(Saved entries)
★ ★ ★ ★ ★

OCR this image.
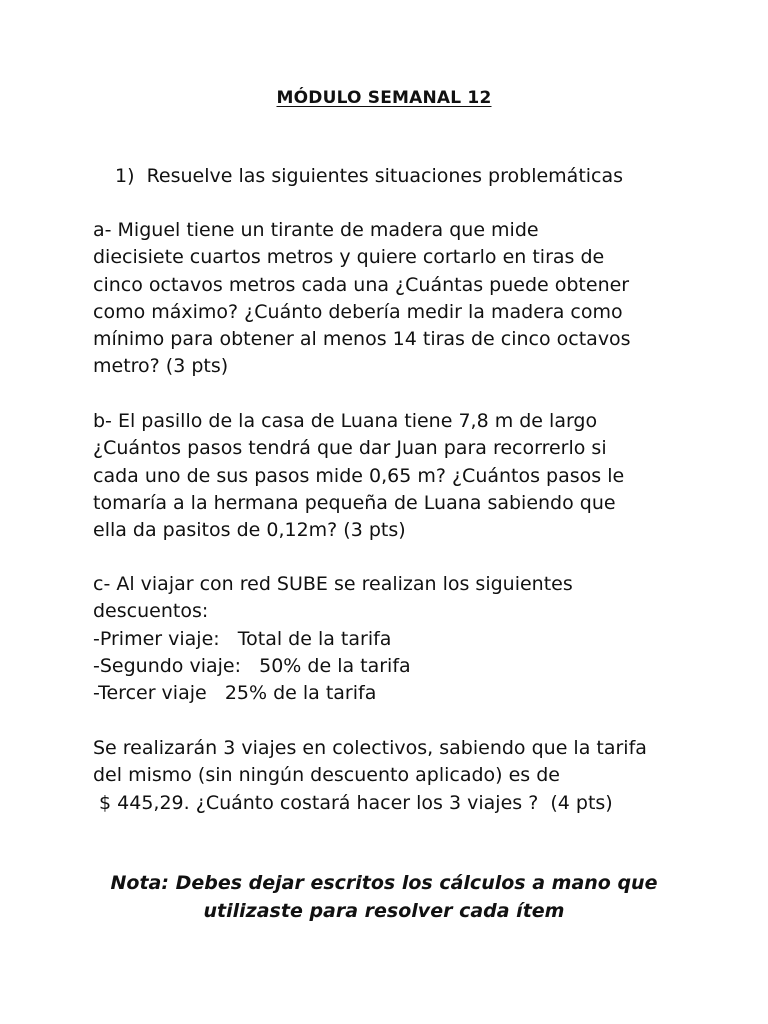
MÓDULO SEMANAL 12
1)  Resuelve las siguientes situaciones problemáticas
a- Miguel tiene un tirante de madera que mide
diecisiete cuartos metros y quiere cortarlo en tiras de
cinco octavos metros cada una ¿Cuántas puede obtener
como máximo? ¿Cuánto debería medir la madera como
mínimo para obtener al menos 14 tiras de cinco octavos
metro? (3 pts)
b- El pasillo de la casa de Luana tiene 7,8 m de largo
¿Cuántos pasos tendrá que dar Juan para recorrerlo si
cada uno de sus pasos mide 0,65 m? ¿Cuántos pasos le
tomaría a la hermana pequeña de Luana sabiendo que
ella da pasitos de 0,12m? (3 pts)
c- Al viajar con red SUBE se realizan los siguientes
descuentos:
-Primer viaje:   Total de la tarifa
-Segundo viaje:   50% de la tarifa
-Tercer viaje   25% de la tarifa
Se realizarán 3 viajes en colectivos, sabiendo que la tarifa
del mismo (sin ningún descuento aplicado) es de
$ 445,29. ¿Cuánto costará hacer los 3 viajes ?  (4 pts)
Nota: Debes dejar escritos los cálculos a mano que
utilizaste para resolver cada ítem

★ ★ ★ ★ ★

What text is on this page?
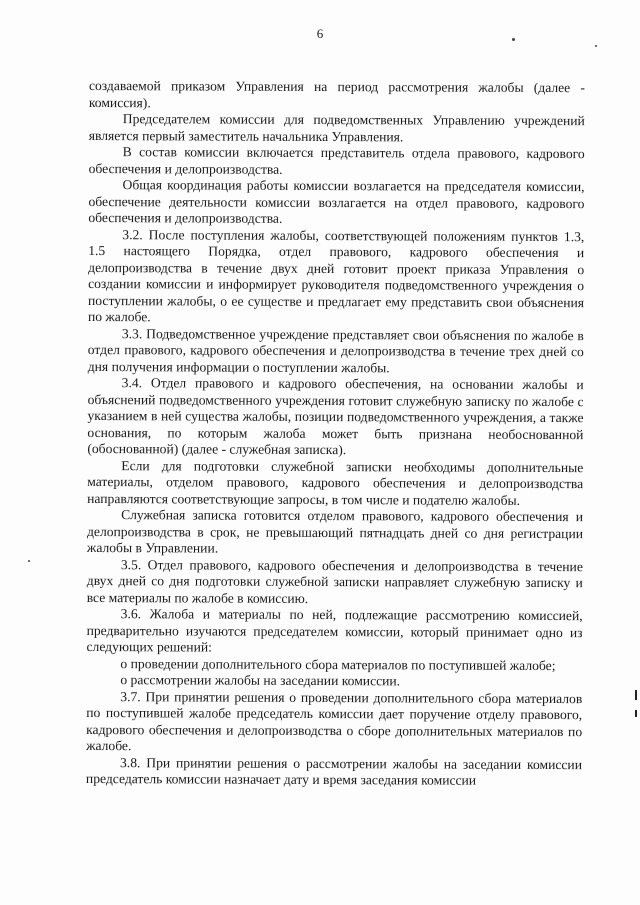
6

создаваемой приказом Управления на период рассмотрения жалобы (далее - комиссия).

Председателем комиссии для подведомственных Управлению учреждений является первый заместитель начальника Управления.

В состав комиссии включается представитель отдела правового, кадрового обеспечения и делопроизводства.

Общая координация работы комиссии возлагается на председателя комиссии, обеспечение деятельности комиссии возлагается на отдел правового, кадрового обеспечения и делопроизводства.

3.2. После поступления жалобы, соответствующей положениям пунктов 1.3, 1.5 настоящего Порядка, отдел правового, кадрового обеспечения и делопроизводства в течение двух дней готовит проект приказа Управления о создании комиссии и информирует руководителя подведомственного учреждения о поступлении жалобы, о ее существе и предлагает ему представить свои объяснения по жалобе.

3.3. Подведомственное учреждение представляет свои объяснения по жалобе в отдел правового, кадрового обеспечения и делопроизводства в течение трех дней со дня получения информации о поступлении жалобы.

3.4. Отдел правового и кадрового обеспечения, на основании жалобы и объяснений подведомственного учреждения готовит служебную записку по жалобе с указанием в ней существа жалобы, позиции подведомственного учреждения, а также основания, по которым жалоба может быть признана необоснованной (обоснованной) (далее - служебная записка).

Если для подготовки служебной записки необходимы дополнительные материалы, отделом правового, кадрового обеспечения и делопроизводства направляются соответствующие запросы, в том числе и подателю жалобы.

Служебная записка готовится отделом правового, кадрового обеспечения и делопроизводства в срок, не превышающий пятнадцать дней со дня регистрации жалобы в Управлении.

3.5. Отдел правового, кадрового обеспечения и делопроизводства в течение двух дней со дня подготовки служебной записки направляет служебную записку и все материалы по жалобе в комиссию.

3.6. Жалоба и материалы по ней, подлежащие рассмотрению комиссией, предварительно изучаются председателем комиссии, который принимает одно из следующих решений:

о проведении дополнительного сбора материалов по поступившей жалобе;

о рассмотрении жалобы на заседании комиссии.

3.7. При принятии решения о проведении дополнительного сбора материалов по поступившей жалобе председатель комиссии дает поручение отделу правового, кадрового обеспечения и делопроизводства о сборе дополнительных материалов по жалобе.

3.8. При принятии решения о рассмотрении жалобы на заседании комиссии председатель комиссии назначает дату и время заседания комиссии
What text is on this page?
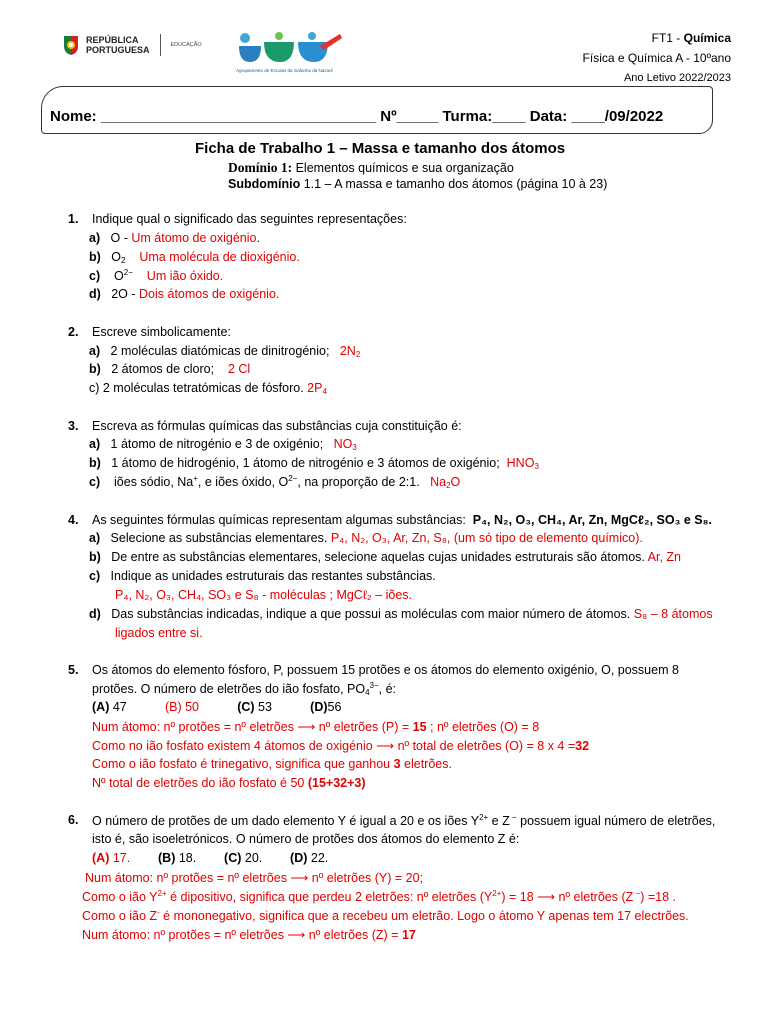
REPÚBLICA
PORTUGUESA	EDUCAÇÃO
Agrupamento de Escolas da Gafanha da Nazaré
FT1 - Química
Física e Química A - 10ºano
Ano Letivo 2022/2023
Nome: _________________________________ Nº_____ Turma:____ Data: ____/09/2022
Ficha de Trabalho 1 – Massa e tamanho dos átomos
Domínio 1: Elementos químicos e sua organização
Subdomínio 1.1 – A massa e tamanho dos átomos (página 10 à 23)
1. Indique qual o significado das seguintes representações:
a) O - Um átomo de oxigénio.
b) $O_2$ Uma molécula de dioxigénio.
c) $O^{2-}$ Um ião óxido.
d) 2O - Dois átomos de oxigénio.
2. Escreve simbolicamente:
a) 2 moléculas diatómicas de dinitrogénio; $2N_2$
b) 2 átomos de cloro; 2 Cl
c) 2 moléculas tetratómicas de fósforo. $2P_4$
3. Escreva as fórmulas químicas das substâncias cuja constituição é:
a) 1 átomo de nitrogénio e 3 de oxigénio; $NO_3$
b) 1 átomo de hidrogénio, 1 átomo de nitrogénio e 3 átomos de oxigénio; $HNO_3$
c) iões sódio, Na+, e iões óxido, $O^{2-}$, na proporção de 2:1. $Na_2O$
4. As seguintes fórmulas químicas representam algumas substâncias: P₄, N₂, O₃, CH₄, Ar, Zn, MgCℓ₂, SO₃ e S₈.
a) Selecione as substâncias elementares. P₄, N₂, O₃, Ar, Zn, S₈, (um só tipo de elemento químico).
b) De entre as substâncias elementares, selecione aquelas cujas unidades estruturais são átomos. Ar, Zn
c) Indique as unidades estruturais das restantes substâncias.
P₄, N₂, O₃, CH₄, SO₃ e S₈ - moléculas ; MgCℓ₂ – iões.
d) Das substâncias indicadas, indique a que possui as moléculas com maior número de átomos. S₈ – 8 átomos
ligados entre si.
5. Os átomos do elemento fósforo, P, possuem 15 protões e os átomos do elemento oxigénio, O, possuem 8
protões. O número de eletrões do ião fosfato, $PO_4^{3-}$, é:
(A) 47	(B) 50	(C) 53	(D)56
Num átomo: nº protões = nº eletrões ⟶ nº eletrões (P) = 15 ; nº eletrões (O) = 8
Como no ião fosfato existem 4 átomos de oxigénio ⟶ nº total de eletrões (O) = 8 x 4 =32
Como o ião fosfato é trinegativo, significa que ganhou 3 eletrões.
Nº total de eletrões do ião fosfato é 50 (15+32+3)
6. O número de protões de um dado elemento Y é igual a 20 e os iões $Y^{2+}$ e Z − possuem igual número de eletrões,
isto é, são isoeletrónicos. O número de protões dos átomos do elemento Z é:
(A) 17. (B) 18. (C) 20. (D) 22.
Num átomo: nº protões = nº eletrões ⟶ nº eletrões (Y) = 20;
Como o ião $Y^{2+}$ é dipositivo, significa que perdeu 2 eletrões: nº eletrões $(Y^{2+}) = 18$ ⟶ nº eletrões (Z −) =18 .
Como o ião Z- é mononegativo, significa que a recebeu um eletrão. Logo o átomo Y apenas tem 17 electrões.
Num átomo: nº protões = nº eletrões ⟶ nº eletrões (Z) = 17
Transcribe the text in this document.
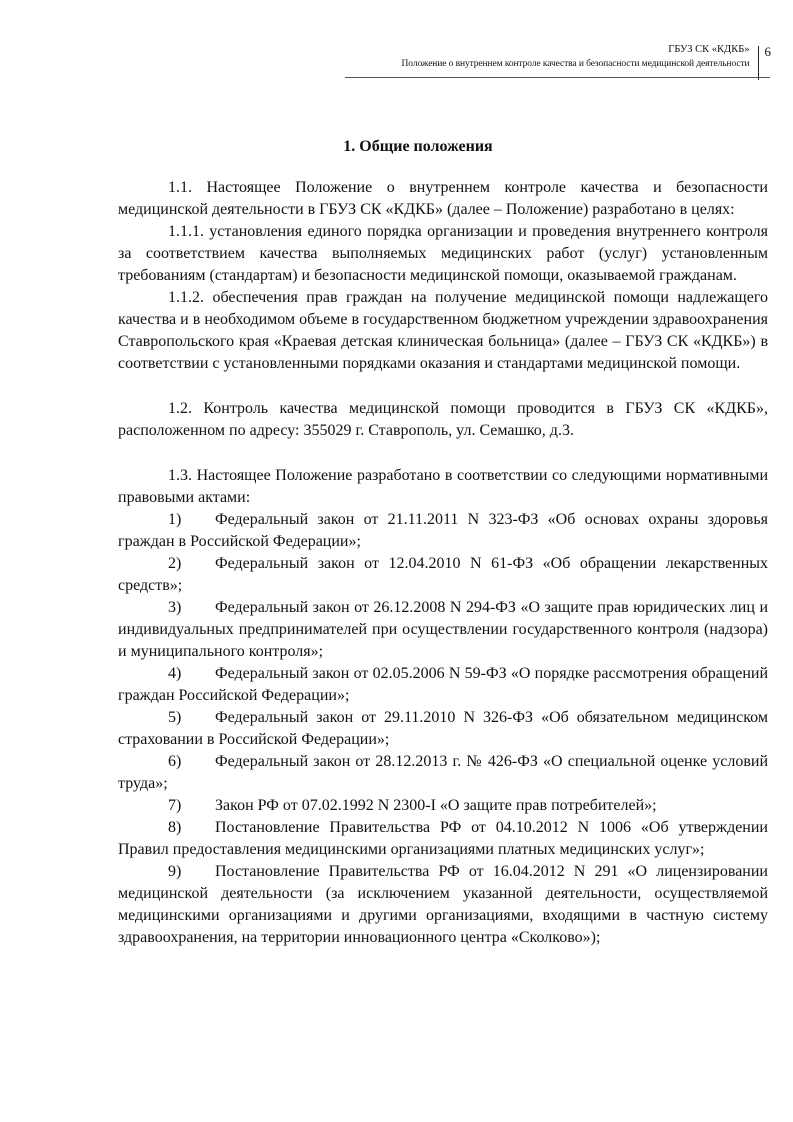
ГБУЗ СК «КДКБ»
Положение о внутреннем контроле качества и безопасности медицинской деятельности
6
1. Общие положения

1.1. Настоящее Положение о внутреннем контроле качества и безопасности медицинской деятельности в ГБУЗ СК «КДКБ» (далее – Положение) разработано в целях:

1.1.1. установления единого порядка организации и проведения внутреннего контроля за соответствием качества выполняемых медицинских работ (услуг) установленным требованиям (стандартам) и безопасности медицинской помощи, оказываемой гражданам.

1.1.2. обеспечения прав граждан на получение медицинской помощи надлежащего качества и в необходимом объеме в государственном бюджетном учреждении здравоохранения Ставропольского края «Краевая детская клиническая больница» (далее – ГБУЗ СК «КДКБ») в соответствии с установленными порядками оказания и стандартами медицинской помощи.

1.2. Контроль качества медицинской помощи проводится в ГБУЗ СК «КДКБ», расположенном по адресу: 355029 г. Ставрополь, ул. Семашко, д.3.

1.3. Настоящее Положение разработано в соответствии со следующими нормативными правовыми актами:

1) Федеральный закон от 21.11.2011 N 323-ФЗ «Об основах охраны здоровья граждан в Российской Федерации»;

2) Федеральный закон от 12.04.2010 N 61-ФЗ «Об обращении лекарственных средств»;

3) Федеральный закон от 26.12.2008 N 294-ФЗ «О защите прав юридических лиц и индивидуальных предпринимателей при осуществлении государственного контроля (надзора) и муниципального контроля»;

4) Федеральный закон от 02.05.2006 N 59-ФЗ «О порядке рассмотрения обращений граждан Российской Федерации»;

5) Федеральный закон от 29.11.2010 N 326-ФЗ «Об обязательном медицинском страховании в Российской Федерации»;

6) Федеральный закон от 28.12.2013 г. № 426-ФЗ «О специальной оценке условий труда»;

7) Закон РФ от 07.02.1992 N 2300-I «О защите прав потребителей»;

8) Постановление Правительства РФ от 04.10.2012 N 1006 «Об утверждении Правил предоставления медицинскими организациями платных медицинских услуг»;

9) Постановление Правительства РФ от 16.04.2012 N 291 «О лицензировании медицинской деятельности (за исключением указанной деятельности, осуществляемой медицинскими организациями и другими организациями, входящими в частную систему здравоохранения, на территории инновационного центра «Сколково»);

★ ★ ★ ★ ★

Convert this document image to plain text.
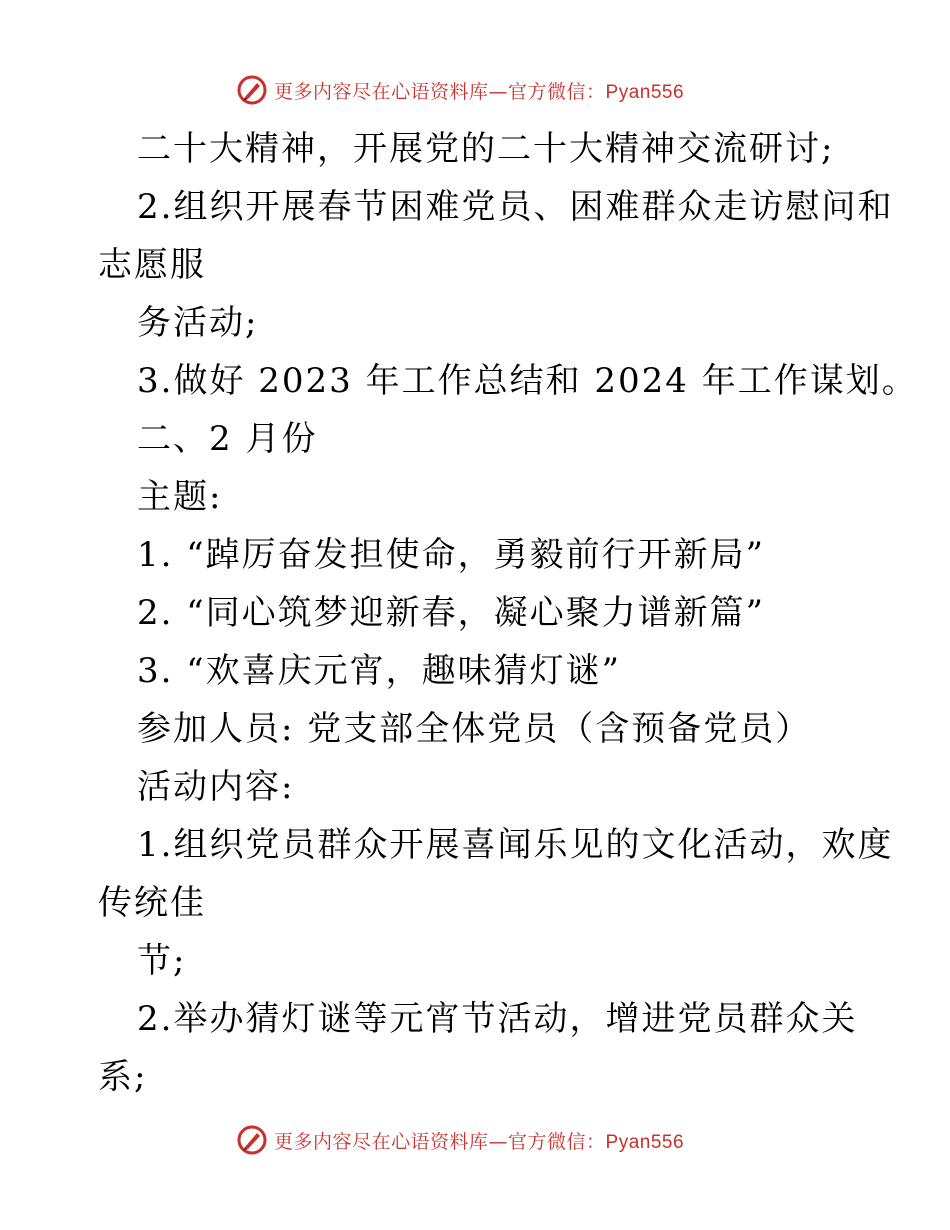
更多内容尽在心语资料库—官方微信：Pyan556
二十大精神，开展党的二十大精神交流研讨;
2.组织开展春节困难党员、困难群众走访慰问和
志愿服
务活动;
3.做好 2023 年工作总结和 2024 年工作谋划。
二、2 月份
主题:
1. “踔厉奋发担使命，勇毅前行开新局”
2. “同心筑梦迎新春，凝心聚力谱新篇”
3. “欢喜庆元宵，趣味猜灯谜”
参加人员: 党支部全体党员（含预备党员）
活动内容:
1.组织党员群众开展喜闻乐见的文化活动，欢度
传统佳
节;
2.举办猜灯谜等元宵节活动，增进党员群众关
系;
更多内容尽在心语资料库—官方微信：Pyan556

★ ★ ★ ★ ★

» Do this: Pick out the lines that include the word "unidades" and write them out.

» Result:
b) De entre as substâncias elementares, selecione aquelas cujas unidades estruturais são átomos. Ar, Zn
c) Indique as unidades estruturais das restantes substâncias.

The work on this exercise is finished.